---- Input data
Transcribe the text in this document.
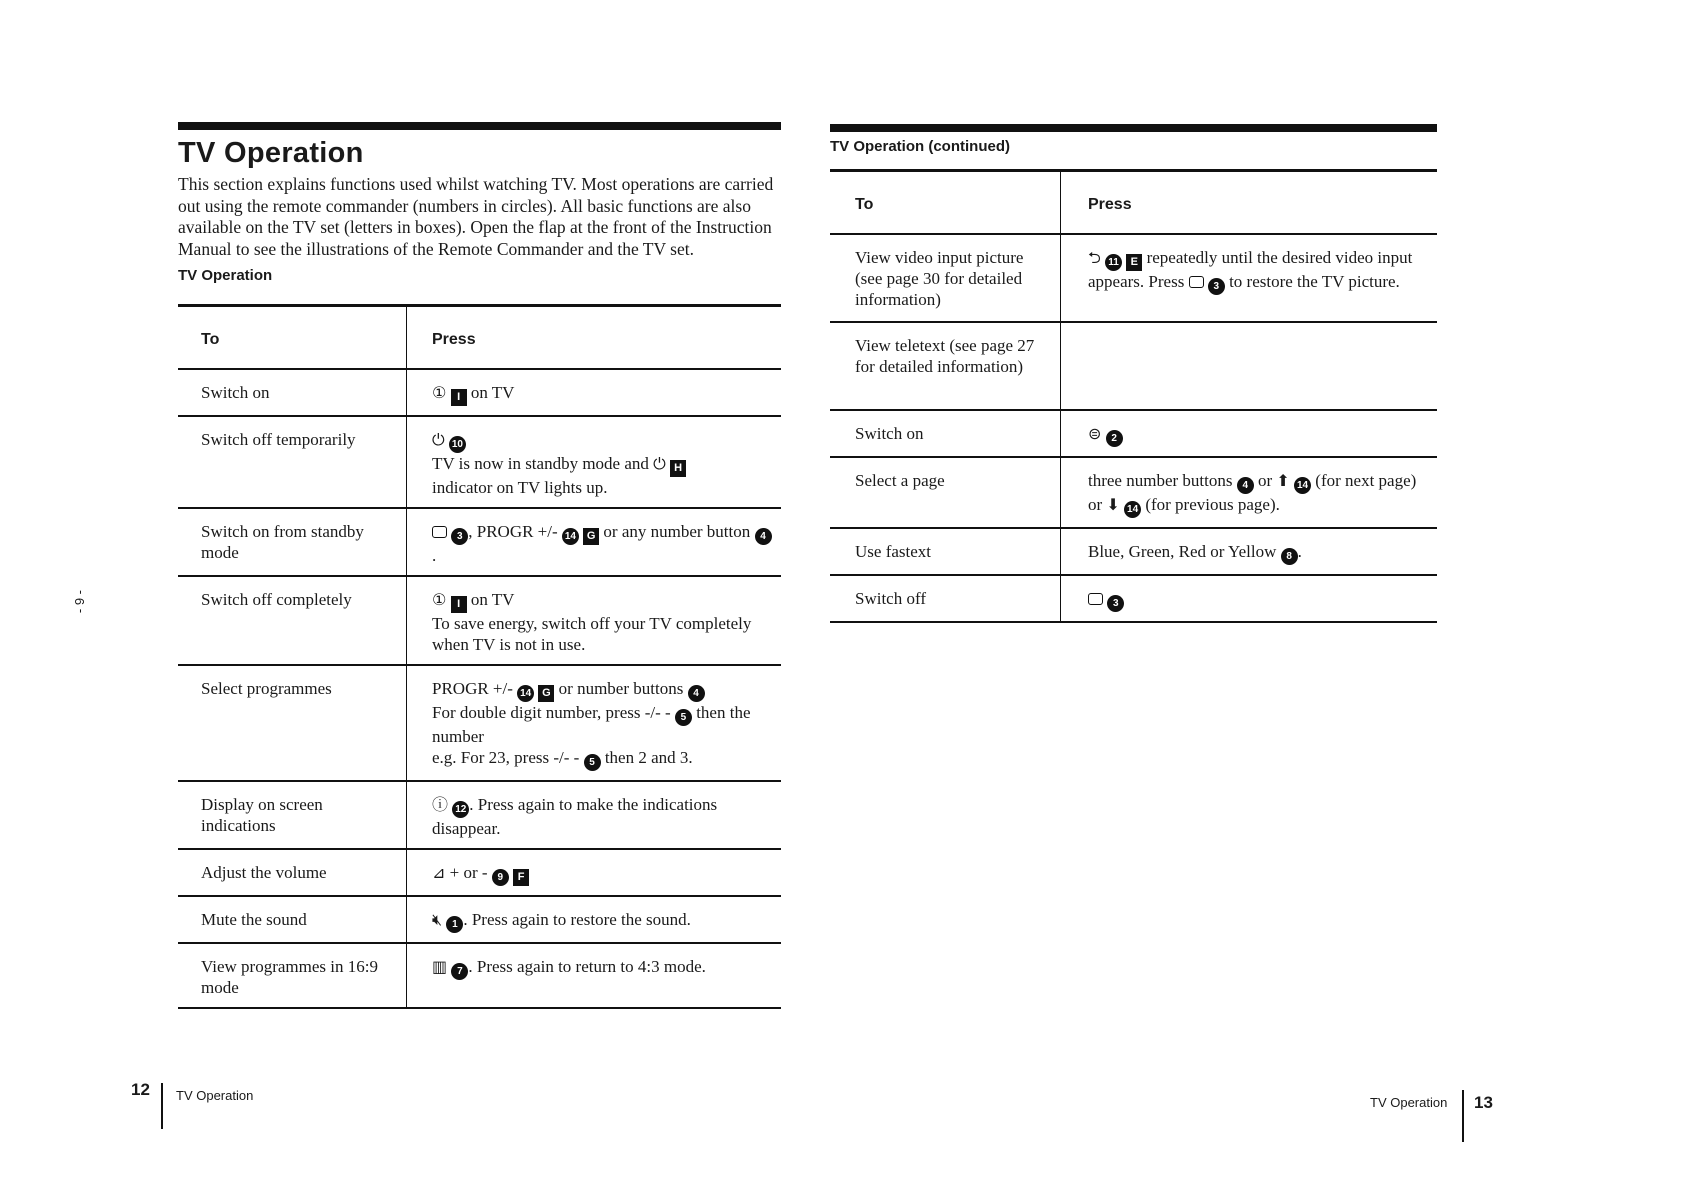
TV Operation
This section explains functions used whilst watching TV. Most operations are carried out using the remote commander (numbers in circles). All basic functions are also available on the TV set (letters in boxes). Open the flap at the front of the Instruction Manual to see the illustrations of the Remote Commander and the TV set.
TV Operation
To	Press
Switch on	① I on TV
Switch off temporarily	⏻ 10
TV is now in standby mode and ⏻ H
indicator on TV lights up.
Switch on from standby mode	3 , PROGR +/- 14 G or any number button 4.
Switch off completely	① I on TV
To save energy, switch off your TV completely when TV is not in use.
Select programmes	PROGR +/- 14 G or number buttons 4
For double digit number, press -/- - 5 then the number
e.g. For 23, press -/- - 5 then 2 and 3.
Display on screen indications	ⓘ 12 . Press again to make the indications disappear.
Adjust the volume	⊿ + or - 9 F
Mute the sound	🔇︎ 1 . Press again to restore the sound.
View programmes in 16:9 mode	▥ 7 . Press again to return to 4:3 mode.
TV Operation (continued)
To	Press
View video input picture (see page 30 for detailed information)	⮌ 11 E repeatedly until the desired video input appears. Press 3 to restore the TV picture.
View teletext (see page 27 for detailed information)	
Switch on	⊜ 2
Select a page	three number buttons 4 or ⬆ 14 (for next page) or ⬇ 14 (for previous page).
Use fastext	Blue, Green, Red or Yellow 8 .
Switch off	3
- 9 -
12 TV Operation	TV Operation 13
--------
What is being asked →
Leave out the pictures and copy the rest of the material above exactly.

Written answer →
Transcribe the text in this document.
TV Operation
This section explains functions used whilst watching TV. Most operations are carried out using the remote commander (numbers in circles). All basic functions are also available on the TV set (letters in boxes). Open the flap at the front of the Instruction Manual to see the illustrations of the Remote Commander and the TV set.
TV Operation
To	Press
Switch on	① I on TV
Switch off temporarily	⏻ 10
TV is now in standby mode and ⏻ H
indicator on TV lights up.
Switch on from standby mode	3 , PROGR +/- 14 G or any number button 4.
Switch off completely	① I on TV
To save energy, switch off your TV completely when TV is not in use.
Select programmes	PROGR +/- 14 G or number buttons 4
For double digit number, press -/- - 5 then the number
e.g. For 23, press -/- - 5 then 2 and 3.
Display on screen indications	ⓘ 12 . Press again to make the indications disappear.
Adjust the volume	⊿ + or - 9 F
Mute the sound	🔇︎ 1 . Press again to restore the sound.
View programmes in 16:9 mode	▥ 7 . Press again to return to 4:3 mode.
TV Operation (continued)
To	Press
View video input picture (see page 30 for detailed information)	⮌ 11 E repeatedly until the desired video input appears. Press 3 to restore the TV picture.
View teletext (see page 27 for detailed information)	
Switch on	⊜ 2
Select a page	three number buttons 4 or ⬆ 14 (for next page) or ⬇ 14 (for previous page).
Use fastext	Blue, Green, Red or Yellow 8 .
Switch off	3
- 9 -
12 TV Operation	TV Operation 13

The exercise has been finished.